═══ THE INPUT ═══

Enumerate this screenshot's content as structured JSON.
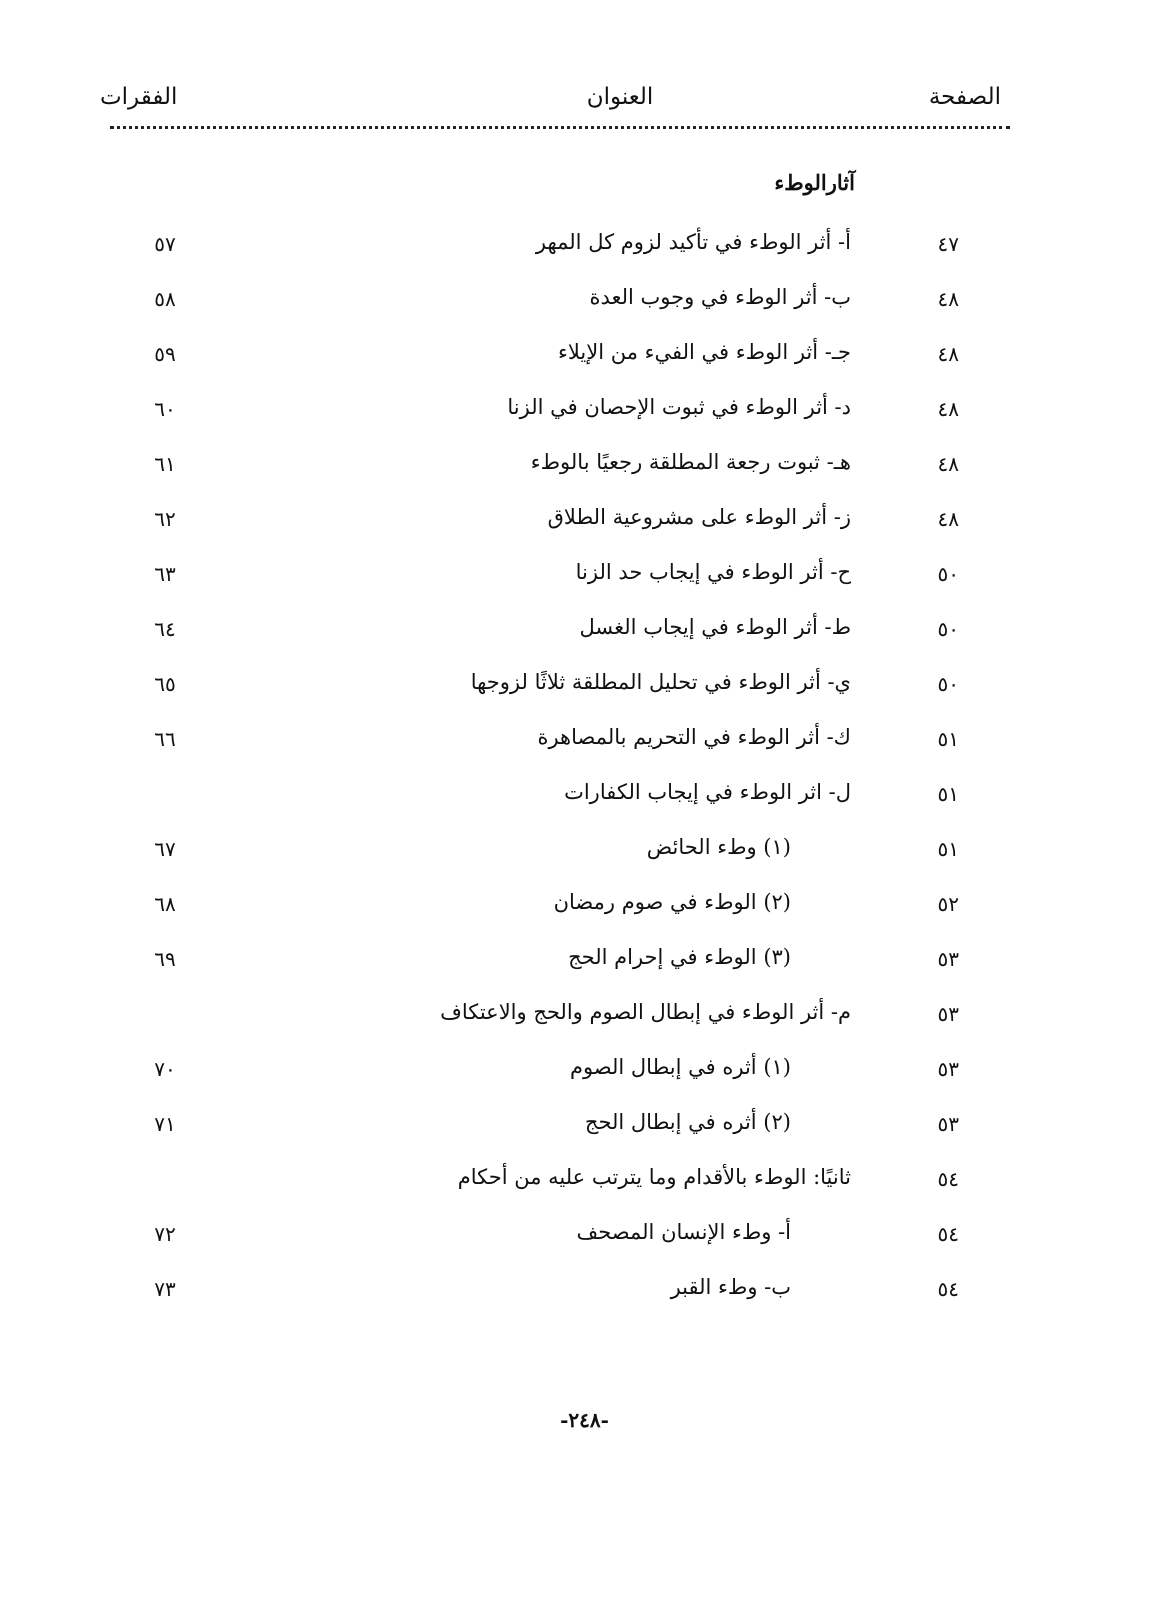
{
  "header": {
    "page": "الصفحة",
    "title": "العنوان",
    "paragraphs": "الفقرات"
  },
  "section_title": "آثارالوطء",
  "rows": [
    {
      "page": "٤٧",
      "title": "أ- أثر الوطء في تأكيد لزوم كل المهر",
      "para": "٥٧",
      "sub": false
    },
    {
      "page": "٤٨",
      "title": "ب- أثر الوطء في وجوب العدة",
      "para": "٥٨",
      "sub": false
    },
    {
      "page": "٤٨",
      "title": "جـ- أثر الوطء في الفيء من الإيلاء",
      "para": "٥٩",
      "sub": false
    },
    {
      "page": "٤٨",
      "title": "د- أثر الوطء في ثبوت الإحصان في الزنا",
      "para": "٦٠",
      "sub": false
    },
    {
      "page": "٤٨",
      "title": "هـ- ثبوت رجعة المطلقة رجعيًا بالوطء",
      "para": "٦١",
      "sub": false
    },
    {
      "page": "٤٨",
      "title": "ز- أثر الوطء على مشروعية الطلاق",
      "para": "٦٢",
      "sub": false
    },
    {
      "page": "٥٠",
      "title": "ح- أثر الوطء في إيجاب حد الزنا",
      "para": "٦٣",
      "sub": false
    },
    {
      "page": "٥٠",
      "title": "ط- أثر الوطء في إيجاب الغسل",
      "para": "٦٤",
      "sub": false
    },
    {
      "page": "٥٠",
      "title": "ي- أثر الوطء في تحليل المطلقة ثلاثًا لزوجها",
      "para": "٦٥",
      "sub": false
    },
    {
      "page": "٥١",
      "title": "ك- أثر الوطء في التحريم بالمصاهرة",
      "para": "٦٦",
      "sub": false
    },
    {
      "page": "٥١",
      "title": "ل- اثر الوطء في إيجاب الكفارات",
      "para": "",
      "sub": false
    },
    {
      "page": "٥١",
      "title": "(١) وطء الحائض",
      "para": "٦٧",
      "sub": true
    },
    {
      "page": "٥٢",
      "title": "(٢) الوطء في صوم رمضان",
      "para": "٦٨",
      "sub": true
    },
    {
      "page": "٥٣",
      "title": "(٣) الوطء في إحرام الحج",
      "para": "٦٩",
      "sub": true
    },
    {
      "page": "٥٣",
      "title": "م- أثر الوطء في إبطال الصوم والحج والاعتكاف",
      "para": "",
      "sub": false
    },
    {
      "page": "٥٣",
      "title": "(١) أثره في إبطال الصوم",
      "para": "٧٠",
      "sub": true
    },
    {
      "page": "٥٣",
      "title": "(٢) أثره في إبطال الحج",
      "para": "٧١",
      "sub": true
    },
    {
      "page": "٥٤",
      "title": "ثانيًا: الوطء بالأقدام وما يترتب عليه من أحكام",
      "para": "",
      "sub": false
    },
    {
      "page": "٥٤",
      "title": "أ- وطء الإنسان المصحف",
      "para": "٧٢",
      "sub": true
    },
    {
      "page": "٥٤",
      "title": "ب- وطء القبر",
      "para": "٧٣",
      "sub": true
    }
  ],
  "footer": {
    "page_number": "-٢٤٨-"
  }
}
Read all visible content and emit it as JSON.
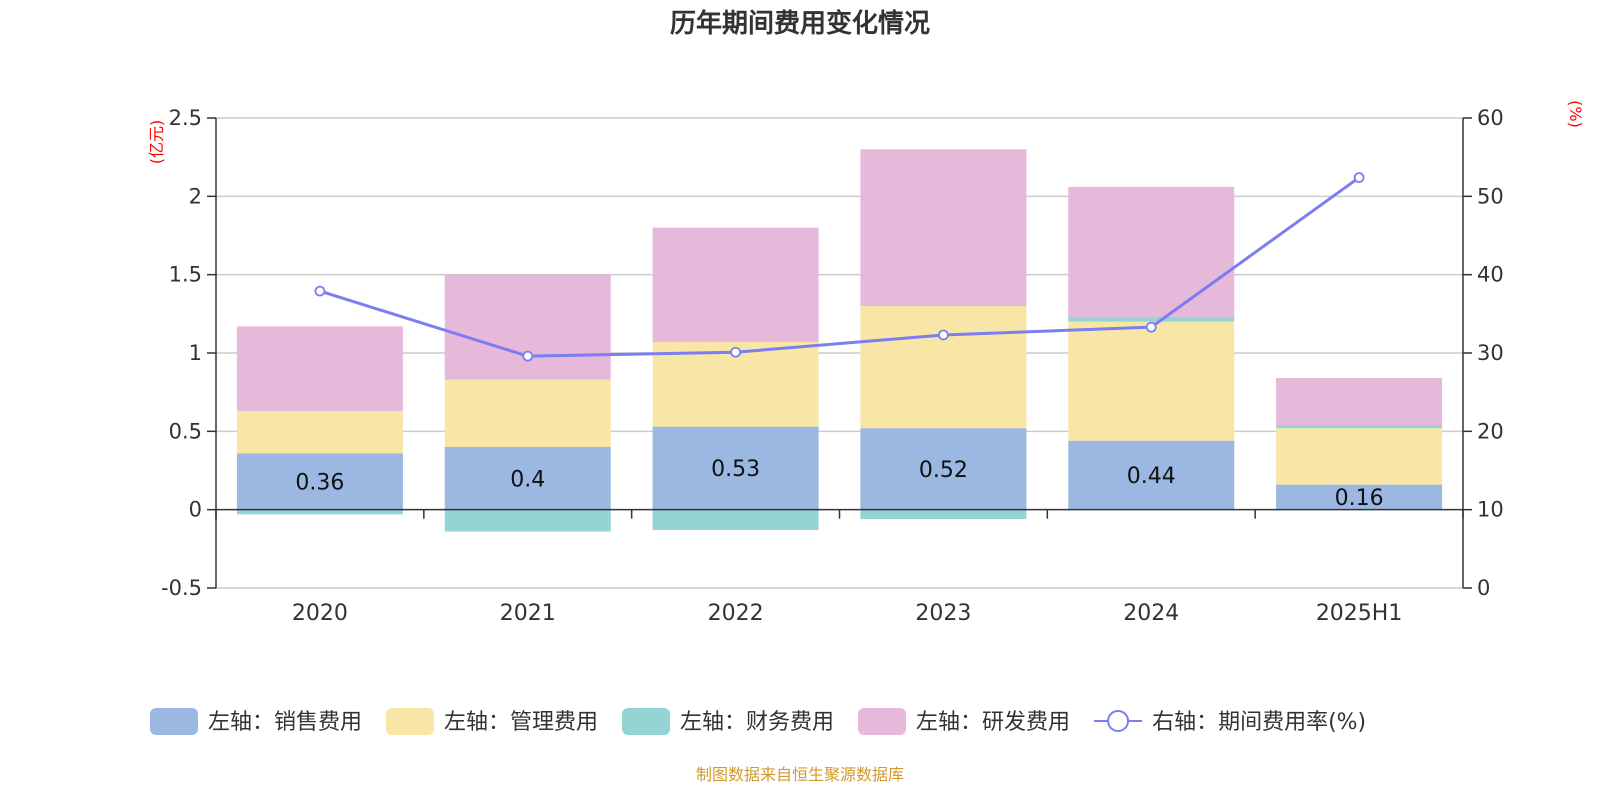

═══

(TASK DETAILS)
Omit each picture, then return all of the listing exactly as it stands.

(OUTPUT BELOW)
Enumerate this screenshot's content as structured JSON.
{
  "header": {
    "page": "الصفحة",
    "title": "العنوان",
    "paragraphs": "الفقرات"
  },
  "section_title": "آثارالوطء",
  "rows": [
    {
      "page": "٤٧",
      "title": "أ- أثر الوطء في تأكيد لزوم كل المهر",
      "para": "٥٧",
      "sub": false
    },
    {
      "page": "٤٨",
      "title": "ب- أثر الوطء في وجوب العدة",
      "para": "٥٨",
      "sub": false
    },
    {
      "page": "٤٨",
      "title": "جـ- أثر الوطء في الفيء من الإيلاء",
      "para": "٥٩",
      "sub": false
    },
    {
      "page": "٤٨",
      "title": "د- أثر الوطء في ثبوت الإحصان في الزنا",
      "para": "٦٠",
      "sub": false
    },
    {
      "page": "٤٨",
      "title": "هـ- ثبوت رجعة المطلقة رجعيًا بالوطء",
      "para": "٦١",
      "sub": false
    },
    {
      "page": "٤٨",
      "title": "ز- أثر الوطء على مشروعية الطلاق",
      "para": "٦٢",
      "sub": false
    },
    {
      "page": "٥٠",
      "title": "ح- أثر الوطء في إيجاب حد الزنا",
      "para": "٦٣",
      "sub": false
    },
    {
      "page": "٥٠",
      "title": "ط- أثر الوطء في إيجاب الغسل",
      "para": "٦٤",
      "sub": false
    },
    {
      "page": "٥٠",
      "title": "ي- أثر الوطء في تحليل المطلقة ثلاثًا لزوجها",
      "para": "٦٥",
      "sub": false
    },
    {
      "page": "٥١",
      "title": "ك- أثر الوطء في التحريم بالمصاهرة",
      "para": "٦٦",
      "sub": false
    },
    {
      "page": "٥١",
      "title": "ل- اثر الوطء في إيجاب الكفارات",
      "para": "",
      "sub": false
    },
    {
      "page": "٥١",
      "title": "(١) وطء الحائض",
      "para": "٦٧",
      "sub": true
    },
    {
      "page": "٥٢",
      "title": "(٢) الوطء في صوم رمضان",
      "para": "٦٨",
      "sub": true
    },
    {
      "page": "٥٣",
      "title": "(٣) الوطء في إحرام الحج",
      "para": "٦٩",
      "sub": true
    },
    {
      "page": "٥٣",
      "title": "م- أثر الوطء في إبطال الصوم والحج والاعتكاف",
      "para": "",
      "sub": false
    },
    {
      "page": "٥٣",
      "title": "(١) أثره في إبطال الصوم",
      "para": "٧٠",
      "sub": true
    },
    {
      "page": "٥٣",
      "title": "(٢) أثره في إبطال الحج",
      "para": "٧١",
      "sub": true
    },
    {
      "page": "٥٤",
      "title": "ثانيًا: الوطء بالأقدام وما يترتب عليه من أحكام",
      "para": "",
      "sub": false
    },
    {
      "page": "٥٤",
      "title": "أ- وطء الإنسان المصحف",
      "para": "٧٢",
      "sub": true
    },
    {
      "page": "٥٤",
      "title": "ب- وطء القبر",
      "para": "٧٣",
      "sub": true
    }
  ],
  "footer": {
    "page_number": "-٢٤٨-"
  }
}
Read all visible content and emit it as JSON.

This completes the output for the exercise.